The International Committee of the Red Cross (ICRC) demanded on Monday that the world immediately stop using cluster bombs as the indiscriminate civilian deaths caused by the weapons far outweigh any possible military advantages.
That call was echoed yesterday by the UN's top humanitarian official, who demanded an immediate moratorium on the use of cluster bombs.
"As long as there is no effective ban, these weapons will continue to disproportionately affect civilians, maiming and killing women, children, and other vulnerable groups," UN Undersecretary-General for Humanitarian Affairs Jan Egeland said.
``This freeze is essential until the international community puts in place effective legal instruments to address urgent humanitarian concerns about their use,'' Egeland said in an address to countries meeting in Geneva to review a 26-year-old treaty controlling conventional weapons.
On Monday the ICRC said it was stepping up its campaign against the weapons as a result of Israel's unprecedented use of them during its month-long war with Lebanon this summer. Russia and the US have also resisted moves to eliminate the weapons.

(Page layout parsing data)
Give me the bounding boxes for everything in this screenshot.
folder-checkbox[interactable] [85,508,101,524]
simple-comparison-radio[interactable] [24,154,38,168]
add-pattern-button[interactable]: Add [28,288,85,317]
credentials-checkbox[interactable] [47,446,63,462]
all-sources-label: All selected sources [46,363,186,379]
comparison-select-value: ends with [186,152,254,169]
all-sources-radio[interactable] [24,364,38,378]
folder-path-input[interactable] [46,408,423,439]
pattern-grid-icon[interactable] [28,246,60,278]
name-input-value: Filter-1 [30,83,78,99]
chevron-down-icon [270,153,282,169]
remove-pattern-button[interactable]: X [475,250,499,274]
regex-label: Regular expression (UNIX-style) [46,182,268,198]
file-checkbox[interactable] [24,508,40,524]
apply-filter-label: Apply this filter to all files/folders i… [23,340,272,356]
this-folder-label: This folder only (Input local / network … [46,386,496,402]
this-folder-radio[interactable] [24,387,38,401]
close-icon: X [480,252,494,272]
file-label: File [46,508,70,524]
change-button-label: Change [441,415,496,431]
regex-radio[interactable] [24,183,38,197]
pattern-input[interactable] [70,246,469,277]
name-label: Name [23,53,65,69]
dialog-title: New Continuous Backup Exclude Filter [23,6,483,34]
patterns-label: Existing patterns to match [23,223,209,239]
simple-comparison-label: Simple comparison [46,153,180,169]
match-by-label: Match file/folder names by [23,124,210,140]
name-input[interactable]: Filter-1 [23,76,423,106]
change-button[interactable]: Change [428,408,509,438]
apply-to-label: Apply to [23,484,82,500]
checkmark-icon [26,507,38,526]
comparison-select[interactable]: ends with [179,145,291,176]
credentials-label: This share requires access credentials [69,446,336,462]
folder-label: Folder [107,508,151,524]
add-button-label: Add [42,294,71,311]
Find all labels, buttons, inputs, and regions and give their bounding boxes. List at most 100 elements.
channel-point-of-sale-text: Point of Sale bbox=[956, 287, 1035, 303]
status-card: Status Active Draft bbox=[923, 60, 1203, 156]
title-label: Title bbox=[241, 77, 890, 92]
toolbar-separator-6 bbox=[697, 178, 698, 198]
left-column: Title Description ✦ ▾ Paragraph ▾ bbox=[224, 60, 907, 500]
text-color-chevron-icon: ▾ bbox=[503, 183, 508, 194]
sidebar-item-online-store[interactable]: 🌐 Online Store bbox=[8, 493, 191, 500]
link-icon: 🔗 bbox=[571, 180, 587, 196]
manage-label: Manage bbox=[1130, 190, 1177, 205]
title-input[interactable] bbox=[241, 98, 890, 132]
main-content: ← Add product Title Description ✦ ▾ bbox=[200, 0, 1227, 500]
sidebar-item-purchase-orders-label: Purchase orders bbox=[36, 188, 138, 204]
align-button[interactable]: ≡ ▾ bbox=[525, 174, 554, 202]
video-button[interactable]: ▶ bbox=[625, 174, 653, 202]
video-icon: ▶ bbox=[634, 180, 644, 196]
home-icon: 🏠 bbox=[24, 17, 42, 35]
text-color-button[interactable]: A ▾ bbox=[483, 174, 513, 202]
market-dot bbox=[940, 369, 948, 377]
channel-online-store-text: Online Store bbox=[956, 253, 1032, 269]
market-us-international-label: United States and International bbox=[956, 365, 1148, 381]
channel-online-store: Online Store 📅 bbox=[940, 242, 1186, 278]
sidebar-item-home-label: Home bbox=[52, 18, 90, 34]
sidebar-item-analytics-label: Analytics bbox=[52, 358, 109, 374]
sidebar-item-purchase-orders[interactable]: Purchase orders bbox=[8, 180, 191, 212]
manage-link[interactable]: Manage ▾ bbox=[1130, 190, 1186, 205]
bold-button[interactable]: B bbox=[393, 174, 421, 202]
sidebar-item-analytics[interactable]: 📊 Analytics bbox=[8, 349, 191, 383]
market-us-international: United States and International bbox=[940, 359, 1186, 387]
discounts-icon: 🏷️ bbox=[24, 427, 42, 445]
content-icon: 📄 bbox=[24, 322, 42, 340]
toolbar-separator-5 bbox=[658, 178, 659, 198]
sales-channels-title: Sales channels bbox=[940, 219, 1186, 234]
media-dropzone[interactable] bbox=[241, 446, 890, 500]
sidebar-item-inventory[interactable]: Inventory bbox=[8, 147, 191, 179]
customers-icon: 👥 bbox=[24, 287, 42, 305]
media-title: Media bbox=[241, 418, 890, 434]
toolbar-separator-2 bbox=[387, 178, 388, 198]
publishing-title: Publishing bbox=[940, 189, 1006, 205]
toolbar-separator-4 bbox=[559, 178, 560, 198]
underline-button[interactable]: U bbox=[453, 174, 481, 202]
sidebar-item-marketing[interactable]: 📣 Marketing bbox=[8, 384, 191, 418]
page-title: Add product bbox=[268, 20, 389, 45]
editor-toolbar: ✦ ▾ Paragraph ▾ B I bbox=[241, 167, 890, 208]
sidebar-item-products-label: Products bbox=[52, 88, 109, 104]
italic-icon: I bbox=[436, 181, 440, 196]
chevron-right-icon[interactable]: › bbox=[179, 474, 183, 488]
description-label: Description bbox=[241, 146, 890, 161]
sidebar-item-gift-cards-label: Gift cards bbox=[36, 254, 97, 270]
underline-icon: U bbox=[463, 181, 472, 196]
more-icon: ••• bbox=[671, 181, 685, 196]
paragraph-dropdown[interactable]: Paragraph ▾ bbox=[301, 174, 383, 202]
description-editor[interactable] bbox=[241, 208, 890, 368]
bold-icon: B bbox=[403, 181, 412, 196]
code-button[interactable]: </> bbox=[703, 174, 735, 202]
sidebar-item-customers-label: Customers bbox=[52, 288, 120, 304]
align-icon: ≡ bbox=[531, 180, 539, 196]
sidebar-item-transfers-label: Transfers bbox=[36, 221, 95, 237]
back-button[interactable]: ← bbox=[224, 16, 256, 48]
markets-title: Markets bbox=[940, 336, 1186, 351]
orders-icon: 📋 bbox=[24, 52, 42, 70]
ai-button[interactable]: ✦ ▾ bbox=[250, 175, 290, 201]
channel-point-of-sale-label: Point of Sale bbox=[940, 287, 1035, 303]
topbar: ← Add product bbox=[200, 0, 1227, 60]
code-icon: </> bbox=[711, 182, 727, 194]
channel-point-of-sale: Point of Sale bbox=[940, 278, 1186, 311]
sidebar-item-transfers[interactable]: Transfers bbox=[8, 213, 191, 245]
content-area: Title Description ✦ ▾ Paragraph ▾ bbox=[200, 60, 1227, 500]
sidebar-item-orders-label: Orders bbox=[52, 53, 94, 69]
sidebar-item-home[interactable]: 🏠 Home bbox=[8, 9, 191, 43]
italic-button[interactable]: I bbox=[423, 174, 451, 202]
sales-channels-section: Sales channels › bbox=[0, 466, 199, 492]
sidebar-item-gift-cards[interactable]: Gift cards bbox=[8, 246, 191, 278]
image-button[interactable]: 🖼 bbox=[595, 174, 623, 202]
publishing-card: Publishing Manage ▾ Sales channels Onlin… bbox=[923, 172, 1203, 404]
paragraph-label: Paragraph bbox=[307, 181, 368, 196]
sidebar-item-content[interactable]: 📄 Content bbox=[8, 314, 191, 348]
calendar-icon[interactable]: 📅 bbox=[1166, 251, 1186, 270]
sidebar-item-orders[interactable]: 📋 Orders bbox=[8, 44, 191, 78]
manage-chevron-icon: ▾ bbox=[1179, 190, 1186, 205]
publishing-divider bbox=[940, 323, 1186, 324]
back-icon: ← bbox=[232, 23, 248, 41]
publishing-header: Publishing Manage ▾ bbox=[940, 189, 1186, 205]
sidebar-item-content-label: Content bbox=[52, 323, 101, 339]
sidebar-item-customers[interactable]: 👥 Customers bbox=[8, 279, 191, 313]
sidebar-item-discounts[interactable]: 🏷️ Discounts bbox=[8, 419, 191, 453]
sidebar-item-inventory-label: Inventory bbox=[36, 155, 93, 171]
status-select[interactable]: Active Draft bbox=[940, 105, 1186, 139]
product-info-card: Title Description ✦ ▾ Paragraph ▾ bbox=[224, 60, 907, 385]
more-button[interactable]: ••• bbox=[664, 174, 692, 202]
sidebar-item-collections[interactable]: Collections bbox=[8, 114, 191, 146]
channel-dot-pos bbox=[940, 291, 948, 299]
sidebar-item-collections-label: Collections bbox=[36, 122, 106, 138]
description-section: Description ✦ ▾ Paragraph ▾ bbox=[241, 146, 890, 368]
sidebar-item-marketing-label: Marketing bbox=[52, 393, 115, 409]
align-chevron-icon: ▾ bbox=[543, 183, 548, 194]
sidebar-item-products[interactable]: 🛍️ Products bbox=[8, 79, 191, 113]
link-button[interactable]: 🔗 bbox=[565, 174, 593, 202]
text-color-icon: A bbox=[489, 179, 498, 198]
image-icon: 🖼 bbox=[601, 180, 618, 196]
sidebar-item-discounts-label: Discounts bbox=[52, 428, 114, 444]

- [EXERCISE SET]:
(1) In the cluster bomb article, who is named as the UN Undersecretary-General for Humanitarian Affairs?
(2) Rewrite the cluster bomb article from "The International Committee" down to "Jan Egeland said.", substituting "cluster munitions" for every "cluster bombs".

- [TASK-BY-TASK RESULTS]:
(1) Jan Egeland

(2)
The International Committee of the Red Cross (ICRC) demanded on Monday that the world immediately stop using cluster munitions as the indiscriminate civilian deaths caused by the weapons far outweigh any possible military advantages.
That call was echoed yesterday by the UN's top humanitarian official, who demanded an immediate moratorium on the use of cluster munitions.
"As long as there is no effective ban, these weapons will continue to disproportionately affect civilians, maiming and killing women, children, and other vulnerable groups," UN Undersecretary-General for Humanitarian Affairs Jan Egeland said.